(A run of records)
----------------

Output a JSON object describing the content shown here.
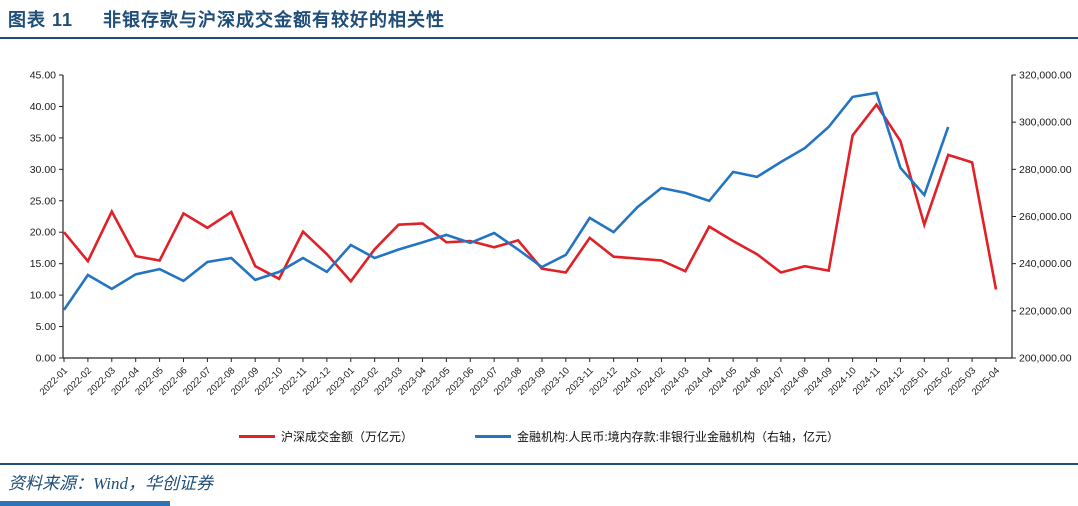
{
  "figure": {
    "label": "图表 11",
    "title": "非银存款与沪深成交金额有较好的相关性",
    "source": "资料来源：Wind，华创证券"
  },
  "colors": {
    "navy": "#1F4E79",
    "red_series": "#E02127",
    "blue_series": "#2374C2",
    "axis_line": "#262626",
    "tick_text": "#1a1a1a",
    "bottom_bar": "#2E74B5"
  },
  "chart_data": {
    "type": "line",
    "title": "",
    "grid": false,
    "legend_position": "bottom",
    "categories": [
      "2022-01",
      "2022-02",
      "2022-03",
      "2022-04",
      "2022-05",
      "2022-06",
      "2022-07",
      "2022-08",
      "2022-09",
      "2022-10",
      "2022-11",
      "2022-12",
      "2023-01",
      "2023-02",
      "2023-03",
      "2023-04",
      "2023-05",
      "2023-06",
      "2023-07",
      "2023-08",
      "2023-09",
      "2023-10",
      "2023-11",
      "2023-12",
      "2024-01",
      "2024-02",
      "2024-03",
      "2024-04",
      "2024-05",
      "2024-06",
      "2024-07",
      "2024-08",
      "2024-09",
      "2024-10",
      "2024-11",
      "2024-12",
      "2025-01",
      "2025-02",
      "2025-03",
      "2025-04"
    ],
    "series": [
      {
        "name": "沪深成交金额（万亿元）",
        "axis": "left",
        "color_key": "red_series",
        "values": [
          20.0,
          15.4,
          23.3,
          16.2,
          15.5,
          23.0,
          20.7,
          23.2,
          14.6,
          12.6,
          20.1,
          16.5,
          12.2,
          17.3,
          21.2,
          21.4,
          18.4,
          18.6,
          17.6,
          18.7,
          14.2,
          13.6,
          19.1,
          16.1,
          15.8,
          15.5,
          13.8,
          20.9,
          18.6,
          16.5,
          13.6,
          14.6,
          13.9,
          35.4,
          40.3,
          34.5,
          21.2,
          32.3,
          31.1,
          10.9
        ]
      },
      {
        "name": "金融机构:人民币:境内存款:非银行业金融机构（右轴，亿元）",
        "axis": "right",
        "color_key": "blue_series",
        "values": [
          220400,
          235200,
          229300,
          235500,
          237700,
          232700,
          240700,
          242400,
          233100,
          236500,
          242400,
          236500,
          247900,
          242400,
          246000,
          249000,
          252200,
          248800,
          253000,
          246000,
          238600,
          243700,
          259400,
          253400,
          264000,
          272100,
          270000,
          266600,
          278900,
          276800,
          283100,
          289000,
          298000,
          310700,
          312400,
          280600,
          269100,
          298000,
          null,
          null
        ]
      }
    ],
    "left_axis": {
      "min": 0,
      "max": 45,
      "step": 5,
      "tick_labels": [
        "0.00",
        "5.00",
        "10.00",
        "15.00",
        "20.00",
        "25.00",
        "30.00",
        "35.00",
        "40.00",
        "45.00"
      ]
    },
    "right_axis": {
      "min": 200000,
      "max": 320000,
      "step": 20000,
      "tick_labels": [
        "200,000.00",
        "220,000.00",
        "240,000.00",
        "260,000.00",
        "280,000.00",
        "300,000.00",
        "320,000.00"
      ]
    }
  }
}
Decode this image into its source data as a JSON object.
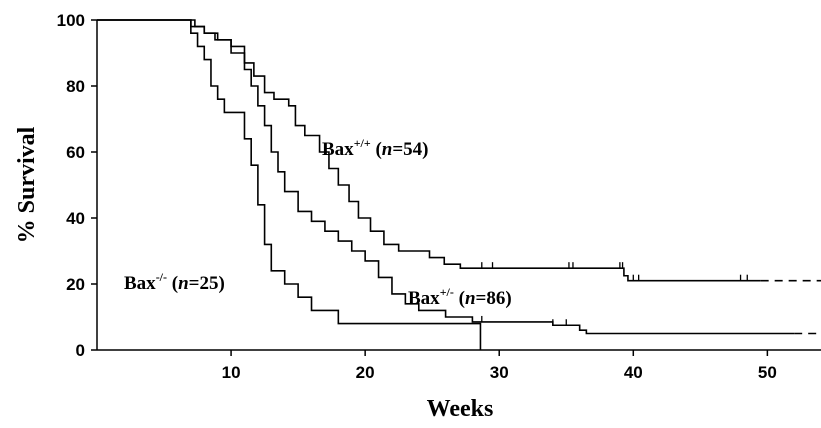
{
  "chart_data": {
    "type": "step",
    "x_label": "Weeks",
    "y_label": "% Survival",
    "xlim": [
      0,
      54
    ],
    "ylim": [
      0,
      100
    ],
    "xticks": [
      10,
      20,
      30,
      40,
      50
    ],
    "yticks": [
      0,
      20,
      40,
      60,
      80,
      100
    ],
    "series": [
      {
        "label": [
          "Bax",
          "+/+",
          " (",
          "n",
          "=54)"
        ],
        "color": "#000000",
        "dashed_extension": true,
        "x": [
          0,
          7.3,
          8,
          8.8,
          10,
          11,
          11.7,
          12.5,
          13.2,
          14.3,
          14.8,
          15.5,
          16.6,
          17.3,
          18,
          18.8,
          19.5,
          20.4,
          21.4,
          22.5,
          24.8,
          25.9,
          27.1,
          39.3,
          39.6,
          49.5
        ],
        "values": [
          100,
          98,
          96,
          94,
          92,
          87,
          83,
          78,
          76,
          74,
          68,
          65,
          60,
          55,
          50,
          45,
          40,
          36,
          32,
          30,
          28,
          26,
          24.8,
          22.5,
          21,
          21
        ],
        "censored": [
          28.7,
          29.5,
          35.2,
          35.5,
          39,
          39.2,
          40,
          40.4,
          48,
          48.5
        ]
      },
      {
        "label": [
          "Bax",
          "+/-",
          " (",
          "n",
          "=86)"
        ],
        "color": "#000000",
        "dashed_extension": true,
        "x": [
          0,
          7,
          8,
          9,
          10,
          11,
          11.5,
          12,
          12.5,
          13,
          13.5,
          14,
          15,
          16,
          17,
          18,
          19,
          20,
          21,
          22,
          23,
          24,
          26,
          28,
          34,
          36,
          36.5,
          52
        ],
        "values": [
          100,
          98,
          96,
          94,
          90,
          85,
          80,
          74,
          68,
          60,
          54,
          48,
          42,
          39,
          36,
          33,
          30,
          27,
          22,
          17,
          14,
          12,
          10,
          8.5,
          7.5,
          6,
          5,
          5
        ],
        "censored": [
          28.7,
          34,
          35
        ]
      },
      {
        "label": [
          "Bax",
          "-/-",
          " (",
          "n",
          "=25)"
        ],
        "color": "#000000",
        "dashed_extension": false,
        "x": [
          0,
          7,
          7.5,
          8,
          8.5,
          9,
          9.5,
          11,
          11.5,
          12,
          12.5,
          13,
          14,
          15,
          16,
          18,
          28.6,
          28.6
        ],
        "values": [
          100,
          96,
          92,
          88,
          80,
          76,
          72,
          64,
          56,
          44,
          32,
          24,
          20,
          16,
          12,
          8,
          8,
          0
        ],
        "censored": []
      }
    ]
  }
}
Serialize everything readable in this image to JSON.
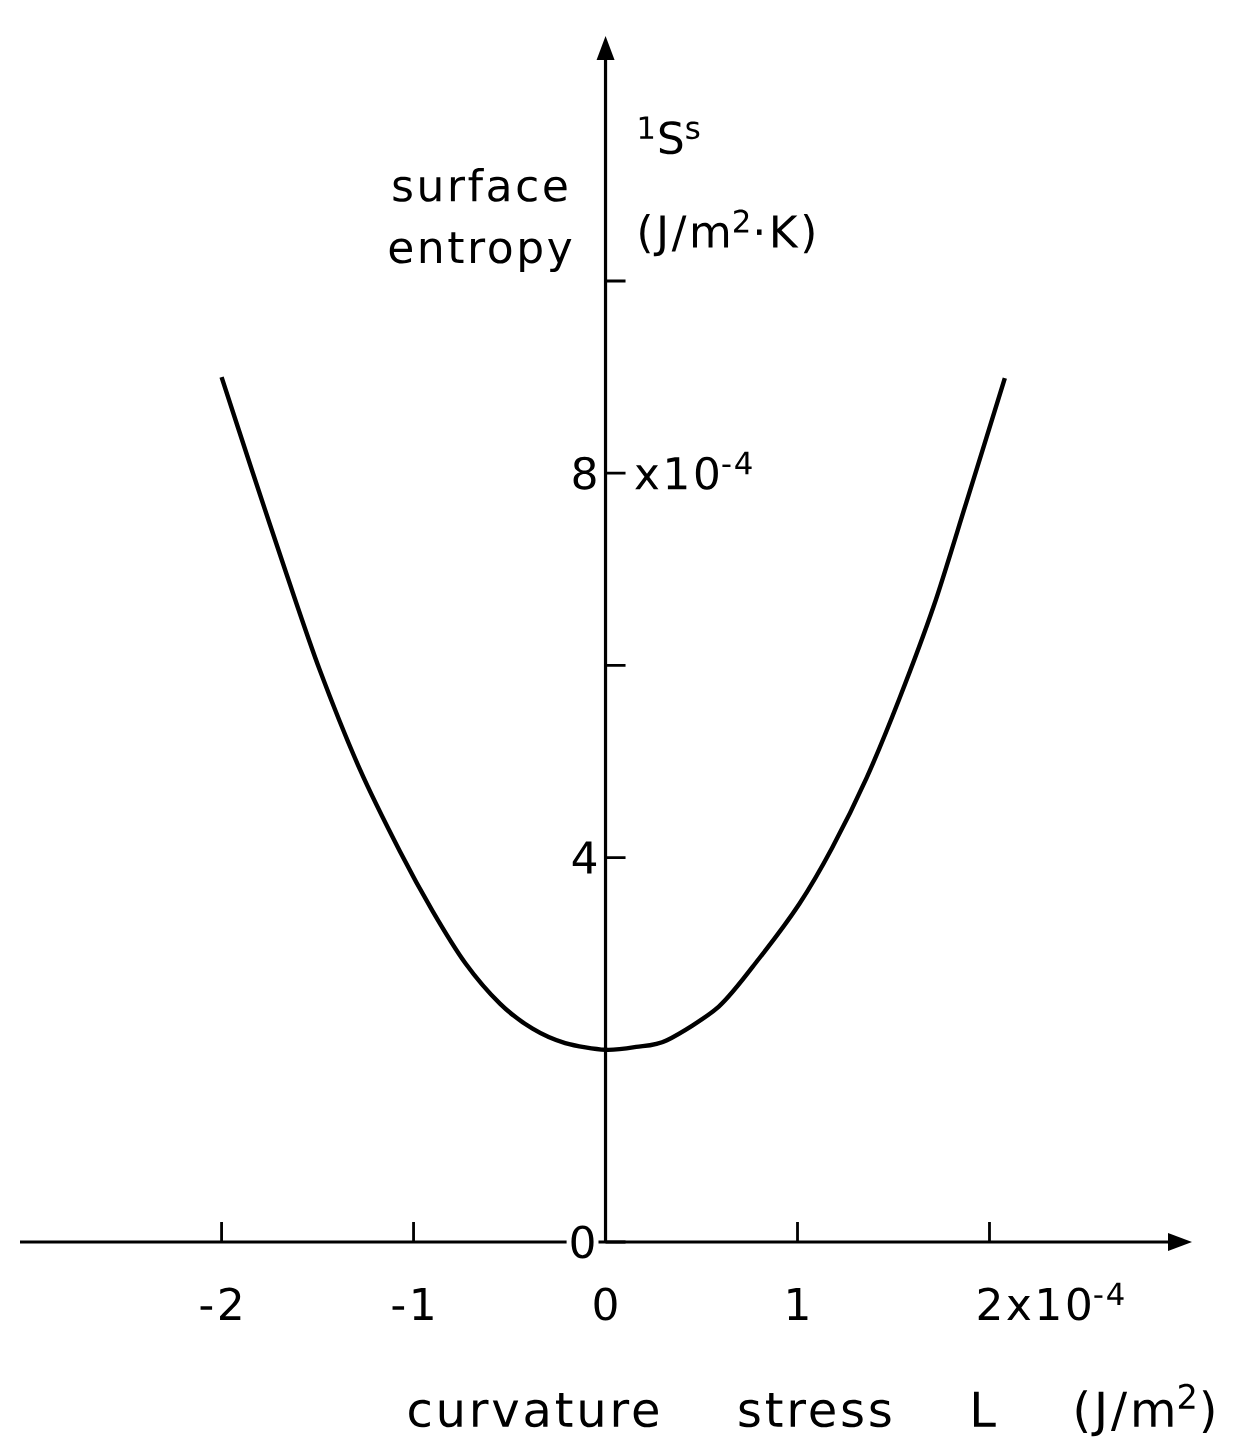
{
  "chart_data": {
    "type": "line",
    "xlabel": "curvature stress L (J/m$^{2}$)",
    "ylabel": "surface entropy",
    "annotations": [
      "$^{1}$S$^{s}$ (J/m$^{2}$·K)",
      "x10$^{-4}$",
      "x10$^{-4}$"
    ],
    "x": [
      -2.0,
      -1.84,
      -1.66,
      -1.49,
      -1.28,
      -1.07,
      -0.9,
      -0.73,
      -0.55,
      -0.38,
      -0.21,
      0.0,
      0.16,
      0.32,
      0.59,
      0.8,
      1.01,
      1.18,
      1.36,
      1.53,
      1.71,
      1.88,
      2.08
    ],
    "series": [
      {
        "color": "#000000",
        "values": [
          9.0,
          8.02,
          6.94,
          5.96,
          4.92,
          4.06,
          3.44,
          2.9,
          2.48,
          2.22,
          2.07,
          2.0,
          2.03,
          2.1,
          2.45,
          2.95,
          3.52,
          4.1,
          4.83,
          5.65,
          6.62,
          7.7,
          8.99
        ]
      }
    ],
    "xlim": [
      -3.05,
      2.93
    ],
    "ylim": [
      0,
      12.3
    ],
    "xticks": [
      -2,
      -1,
      0,
      1,
      2
    ],
    "yticks": [
      0,
      4,
      {
        "value": 6,
        "label": null
      },
      8,
      {
        "value": 10,
        "label": null
      }
    ]
  }
}
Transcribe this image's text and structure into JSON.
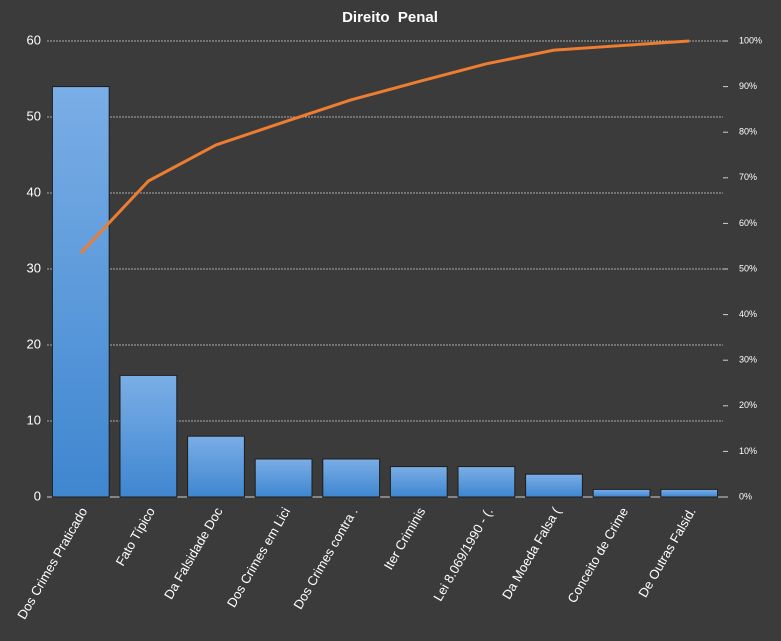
{
  "chart_data": {
    "type": "pareto",
    "title": "Direito  Penal",
    "categories": [
      "Dos Crimes Praticado",
      "Fato Típico",
      "Da Falsidade Doc",
      "Dos Crimes em Lici",
      "Dos Crimes contra .",
      "Iter Criminis",
      "Lei 8.069/1990 - (.",
      "Da Moeda Falsa (",
      "Conceito de Crime",
      "De Outras Falsid."
    ],
    "series": [
      {
        "type": "bar",
        "color": "#4a90d9",
        "values": [
          54,
          16,
          8,
          5,
          5,
          4,
          4,
          3,
          1,
          1
        ]
      },
      {
        "type": "line",
        "axis": "y2",
        "color": "#ed7d31",
        "values": [
          53.5,
          69.3,
          77.2,
          82.2,
          87.1,
          91.1,
          95.0,
          98.0,
          99.0,
          100
        ]
      }
    ],
    "ylim": [
      0,
      60
    ],
    "yticks": [
      0,
      10,
      20,
      30,
      40,
      50,
      60
    ],
    "y2lim": [
      0,
      100
    ],
    "y2ticks": [
      {
        "value": 0,
        "label": "0%"
      },
      {
        "value": 10,
        "label": "10%"
      },
      {
        "value": 20,
        "label": "20%"
      },
      {
        "value": 30,
        "label": "30%"
      },
      {
        "value": 40,
        "label": "40%"
      },
      {
        "value": 50,
        "label": "50%"
      },
      {
        "value": 60,
        "label": "60%"
      },
      {
        "value": 70,
        "label": "70%"
      },
      {
        "value": 80,
        "label": "80%"
      },
      {
        "value": 90,
        "label": "90%"
      },
      {
        "value": 100,
        "label": "100%"
      }
    ],
    "grid": true
  }
}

----------------

Give only the number of lines in the records that contain the string "title".

▶ _RESULT FOR THIS TASK_: 3